[Provided material]:
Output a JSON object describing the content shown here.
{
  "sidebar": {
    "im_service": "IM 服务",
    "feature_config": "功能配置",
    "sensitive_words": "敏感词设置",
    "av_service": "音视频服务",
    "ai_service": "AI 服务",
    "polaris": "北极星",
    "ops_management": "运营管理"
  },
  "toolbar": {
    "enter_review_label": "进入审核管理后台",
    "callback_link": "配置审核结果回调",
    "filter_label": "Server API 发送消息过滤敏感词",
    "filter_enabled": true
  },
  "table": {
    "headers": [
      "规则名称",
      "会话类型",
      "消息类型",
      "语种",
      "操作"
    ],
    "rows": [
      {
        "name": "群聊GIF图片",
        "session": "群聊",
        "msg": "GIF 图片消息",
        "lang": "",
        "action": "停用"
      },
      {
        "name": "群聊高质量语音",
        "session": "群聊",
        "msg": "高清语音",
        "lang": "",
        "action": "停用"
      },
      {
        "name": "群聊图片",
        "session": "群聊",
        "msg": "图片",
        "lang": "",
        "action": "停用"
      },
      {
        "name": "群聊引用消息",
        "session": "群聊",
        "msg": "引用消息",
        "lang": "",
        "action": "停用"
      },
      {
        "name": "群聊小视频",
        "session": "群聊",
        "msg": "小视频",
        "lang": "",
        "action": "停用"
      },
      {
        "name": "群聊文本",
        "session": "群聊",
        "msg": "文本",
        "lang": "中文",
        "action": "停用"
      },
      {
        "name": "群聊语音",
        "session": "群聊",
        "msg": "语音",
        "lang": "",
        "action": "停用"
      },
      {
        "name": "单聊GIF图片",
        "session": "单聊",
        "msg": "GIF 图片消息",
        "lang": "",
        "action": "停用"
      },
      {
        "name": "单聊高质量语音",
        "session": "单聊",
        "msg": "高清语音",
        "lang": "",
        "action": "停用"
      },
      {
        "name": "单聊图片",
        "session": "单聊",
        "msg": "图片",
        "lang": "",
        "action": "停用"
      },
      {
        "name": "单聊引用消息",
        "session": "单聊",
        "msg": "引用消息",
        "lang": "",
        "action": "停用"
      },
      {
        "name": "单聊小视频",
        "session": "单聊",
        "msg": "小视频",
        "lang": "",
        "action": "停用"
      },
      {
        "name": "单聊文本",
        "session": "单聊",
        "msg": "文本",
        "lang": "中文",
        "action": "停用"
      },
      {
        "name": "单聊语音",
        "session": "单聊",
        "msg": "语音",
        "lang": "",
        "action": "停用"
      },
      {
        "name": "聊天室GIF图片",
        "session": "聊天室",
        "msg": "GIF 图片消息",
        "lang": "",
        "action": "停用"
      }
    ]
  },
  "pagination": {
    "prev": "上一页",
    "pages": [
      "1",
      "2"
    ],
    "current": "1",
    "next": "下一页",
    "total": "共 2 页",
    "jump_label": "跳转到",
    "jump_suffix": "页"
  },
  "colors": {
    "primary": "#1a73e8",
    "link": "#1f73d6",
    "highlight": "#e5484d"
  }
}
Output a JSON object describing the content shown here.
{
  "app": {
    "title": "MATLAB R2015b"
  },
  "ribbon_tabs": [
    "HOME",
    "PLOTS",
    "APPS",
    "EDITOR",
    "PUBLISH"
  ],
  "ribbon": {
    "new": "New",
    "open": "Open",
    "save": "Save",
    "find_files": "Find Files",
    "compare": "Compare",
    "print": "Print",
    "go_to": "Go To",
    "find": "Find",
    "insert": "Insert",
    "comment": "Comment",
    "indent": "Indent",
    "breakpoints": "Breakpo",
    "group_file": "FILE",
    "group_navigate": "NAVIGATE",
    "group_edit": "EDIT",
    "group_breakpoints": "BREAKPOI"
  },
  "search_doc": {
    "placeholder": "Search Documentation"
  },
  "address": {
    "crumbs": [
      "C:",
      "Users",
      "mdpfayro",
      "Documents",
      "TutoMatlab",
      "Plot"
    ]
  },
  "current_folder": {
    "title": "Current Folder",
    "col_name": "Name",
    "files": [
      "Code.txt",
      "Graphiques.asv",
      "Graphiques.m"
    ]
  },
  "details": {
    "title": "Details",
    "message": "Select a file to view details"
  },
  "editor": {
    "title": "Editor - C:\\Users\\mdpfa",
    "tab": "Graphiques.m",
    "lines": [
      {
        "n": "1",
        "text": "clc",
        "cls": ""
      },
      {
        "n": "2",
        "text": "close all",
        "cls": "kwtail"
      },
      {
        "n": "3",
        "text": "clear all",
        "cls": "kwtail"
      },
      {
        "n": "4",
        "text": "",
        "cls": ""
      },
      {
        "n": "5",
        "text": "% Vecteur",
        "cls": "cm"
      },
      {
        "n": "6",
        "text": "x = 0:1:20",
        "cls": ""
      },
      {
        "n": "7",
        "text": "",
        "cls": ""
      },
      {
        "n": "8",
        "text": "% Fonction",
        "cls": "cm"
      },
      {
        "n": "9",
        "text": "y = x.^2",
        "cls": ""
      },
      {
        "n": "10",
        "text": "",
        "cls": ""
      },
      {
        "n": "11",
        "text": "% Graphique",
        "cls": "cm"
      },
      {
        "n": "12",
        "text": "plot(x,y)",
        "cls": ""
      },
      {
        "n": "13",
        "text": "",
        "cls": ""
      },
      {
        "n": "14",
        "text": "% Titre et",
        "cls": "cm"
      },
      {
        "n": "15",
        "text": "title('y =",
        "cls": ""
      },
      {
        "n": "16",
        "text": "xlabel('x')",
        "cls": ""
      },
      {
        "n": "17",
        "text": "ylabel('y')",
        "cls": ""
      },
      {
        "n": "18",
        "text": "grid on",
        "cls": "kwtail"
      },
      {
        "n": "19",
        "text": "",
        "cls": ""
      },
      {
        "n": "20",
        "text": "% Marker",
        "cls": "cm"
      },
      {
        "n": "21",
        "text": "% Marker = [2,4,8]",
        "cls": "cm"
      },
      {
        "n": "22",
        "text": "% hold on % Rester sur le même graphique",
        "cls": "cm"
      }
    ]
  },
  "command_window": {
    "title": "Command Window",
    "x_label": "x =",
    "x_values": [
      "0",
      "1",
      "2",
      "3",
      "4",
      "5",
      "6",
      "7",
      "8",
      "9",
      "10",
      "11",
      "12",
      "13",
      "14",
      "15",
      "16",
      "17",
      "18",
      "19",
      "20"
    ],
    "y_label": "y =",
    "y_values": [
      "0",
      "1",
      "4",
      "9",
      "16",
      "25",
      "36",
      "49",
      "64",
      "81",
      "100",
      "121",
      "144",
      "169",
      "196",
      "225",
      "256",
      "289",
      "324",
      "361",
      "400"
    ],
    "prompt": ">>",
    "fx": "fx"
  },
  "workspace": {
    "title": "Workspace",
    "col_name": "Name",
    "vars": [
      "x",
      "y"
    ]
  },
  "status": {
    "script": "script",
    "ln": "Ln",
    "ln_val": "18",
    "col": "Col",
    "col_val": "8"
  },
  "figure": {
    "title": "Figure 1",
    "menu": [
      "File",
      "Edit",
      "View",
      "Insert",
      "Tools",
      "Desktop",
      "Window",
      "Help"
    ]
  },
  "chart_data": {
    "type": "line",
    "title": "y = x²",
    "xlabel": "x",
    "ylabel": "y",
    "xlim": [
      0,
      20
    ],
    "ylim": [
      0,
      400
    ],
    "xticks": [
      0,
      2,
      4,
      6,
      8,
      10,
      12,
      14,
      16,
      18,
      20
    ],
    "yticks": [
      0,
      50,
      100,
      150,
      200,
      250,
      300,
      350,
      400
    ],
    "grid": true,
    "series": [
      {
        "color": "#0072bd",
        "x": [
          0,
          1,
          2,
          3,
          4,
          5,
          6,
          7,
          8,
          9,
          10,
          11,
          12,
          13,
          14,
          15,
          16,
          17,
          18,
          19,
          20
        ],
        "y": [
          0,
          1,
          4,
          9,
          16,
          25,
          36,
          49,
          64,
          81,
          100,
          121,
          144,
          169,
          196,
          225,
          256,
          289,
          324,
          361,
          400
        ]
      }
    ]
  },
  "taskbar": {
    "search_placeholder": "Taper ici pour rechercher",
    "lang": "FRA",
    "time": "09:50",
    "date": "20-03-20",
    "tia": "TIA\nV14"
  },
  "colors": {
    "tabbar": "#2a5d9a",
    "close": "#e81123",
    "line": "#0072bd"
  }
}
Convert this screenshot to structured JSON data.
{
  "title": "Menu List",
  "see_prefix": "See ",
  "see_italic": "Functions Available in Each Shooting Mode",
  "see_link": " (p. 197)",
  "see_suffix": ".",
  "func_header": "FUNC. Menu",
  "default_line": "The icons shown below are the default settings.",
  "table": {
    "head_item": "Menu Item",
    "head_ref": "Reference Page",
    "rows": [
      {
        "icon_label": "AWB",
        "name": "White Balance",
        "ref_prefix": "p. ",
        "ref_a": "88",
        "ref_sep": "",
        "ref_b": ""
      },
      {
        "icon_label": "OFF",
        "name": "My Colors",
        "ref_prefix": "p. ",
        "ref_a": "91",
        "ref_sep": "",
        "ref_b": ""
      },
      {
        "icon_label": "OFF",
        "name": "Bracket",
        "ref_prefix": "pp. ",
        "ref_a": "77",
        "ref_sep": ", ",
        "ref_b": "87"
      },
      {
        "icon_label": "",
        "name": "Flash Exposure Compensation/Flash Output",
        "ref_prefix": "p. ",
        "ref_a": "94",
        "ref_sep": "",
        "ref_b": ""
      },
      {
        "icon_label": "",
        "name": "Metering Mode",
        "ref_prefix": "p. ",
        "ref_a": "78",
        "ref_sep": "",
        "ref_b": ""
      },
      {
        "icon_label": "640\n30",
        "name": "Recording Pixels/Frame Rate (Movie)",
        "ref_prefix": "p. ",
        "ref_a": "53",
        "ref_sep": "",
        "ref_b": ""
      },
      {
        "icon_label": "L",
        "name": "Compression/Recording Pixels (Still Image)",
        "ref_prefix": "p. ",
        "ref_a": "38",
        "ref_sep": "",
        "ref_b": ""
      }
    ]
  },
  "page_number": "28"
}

[Your task]: Read the lines above. Gather those in which the string "Graphiques" is found.

[Task result]:
      "Graphiques.asv",
      "Graphiques.m"
    "tab": "Graphiques.m",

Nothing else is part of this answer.